What you are asked to do = Below is a listing; reproduce each line of it exactly.

Supplied data =

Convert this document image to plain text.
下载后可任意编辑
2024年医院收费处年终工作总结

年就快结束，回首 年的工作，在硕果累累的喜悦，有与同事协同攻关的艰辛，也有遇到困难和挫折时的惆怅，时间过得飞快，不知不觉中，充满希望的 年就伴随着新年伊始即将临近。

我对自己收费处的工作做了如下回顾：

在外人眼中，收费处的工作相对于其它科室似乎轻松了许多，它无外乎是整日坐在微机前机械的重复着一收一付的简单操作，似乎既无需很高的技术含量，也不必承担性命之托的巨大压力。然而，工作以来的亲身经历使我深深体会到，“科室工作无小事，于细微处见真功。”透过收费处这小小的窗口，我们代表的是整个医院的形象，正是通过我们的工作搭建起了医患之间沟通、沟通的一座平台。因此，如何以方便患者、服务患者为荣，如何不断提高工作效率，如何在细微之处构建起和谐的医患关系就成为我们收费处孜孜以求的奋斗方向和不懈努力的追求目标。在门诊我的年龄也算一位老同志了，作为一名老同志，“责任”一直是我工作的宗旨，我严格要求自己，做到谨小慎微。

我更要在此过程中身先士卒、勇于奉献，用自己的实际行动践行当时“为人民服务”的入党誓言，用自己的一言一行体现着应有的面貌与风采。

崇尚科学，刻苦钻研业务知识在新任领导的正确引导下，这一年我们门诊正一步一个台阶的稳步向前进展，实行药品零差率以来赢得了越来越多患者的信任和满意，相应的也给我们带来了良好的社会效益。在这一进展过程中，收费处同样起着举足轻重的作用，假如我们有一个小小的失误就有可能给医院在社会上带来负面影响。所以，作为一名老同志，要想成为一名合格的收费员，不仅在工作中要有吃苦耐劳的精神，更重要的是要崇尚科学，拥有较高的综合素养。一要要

The solution =
Convert this document image to plain text.
下载后可任意编辑
2024年医院收费处年终工作总结

年就快结束，回首 年的工作，在硕果累累的喜悦，有与同事协同攻关的艰辛，也有遇到困难和挫折时的惆怅，时间过得飞快，不知不觉中，充满希望的 年就伴随着新年伊始即将临近。

我对自己收费处的工作做了如下回顾：

在外人眼中，收费处的工作相对于其它科室似乎轻松了许多，它无外乎是整日坐在微机前机械的重复着一收一付的简单操作，似乎既无需很高的技术含量，也不必承担性命之托的巨大压力。然而，工作以来的亲身经历使我深深体会到，“科室工作无小事，于细微处见真功。”透过收费处这小小的窗口，我们代表的是整个医院的形象，正是通过我们的工作搭建起了医患之间沟通、沟通的一座平台。因此，如何以方便患者、服务患者为荣，如何不断提高工作效率，如何在细微之处构建起和谐的医患关系就成为我们收费处孜孜以求的奋斗方向和不懈努力的追求目标。在门诊我的年龄也算一位老同志了，作为一名老同志，“责任”一直是我工作的宗旨，我严格要求自己，做到谨小慎微。

我更要在此过程中身先士卒、勇于奉献，用自己的实际行动践行当时“为人民服务”的入党誓言，用自己的一言一行体现着应有的面貌与风采。

崇尚科学，刻苦钻研业务知识在新任领导的正确引导下，这一年我们门诊正一步一个台阶的稳步向前进展，实行药品零差率以来赢得了越来越多患者的信任和满意，相应的也给我们带来了良好的社会效益。在这一进展过程中，收费处同样起着举足轻重的作用，假如我们有一个小小的失误就有可能给医院在社会上带来负面影响。所以，作为一名老同志，要想成为一名合格的收费员，不仅在工作中要有吃苦耐劳的精神，更重要的是要崇尚科学，拥有较高的综合素养。一要要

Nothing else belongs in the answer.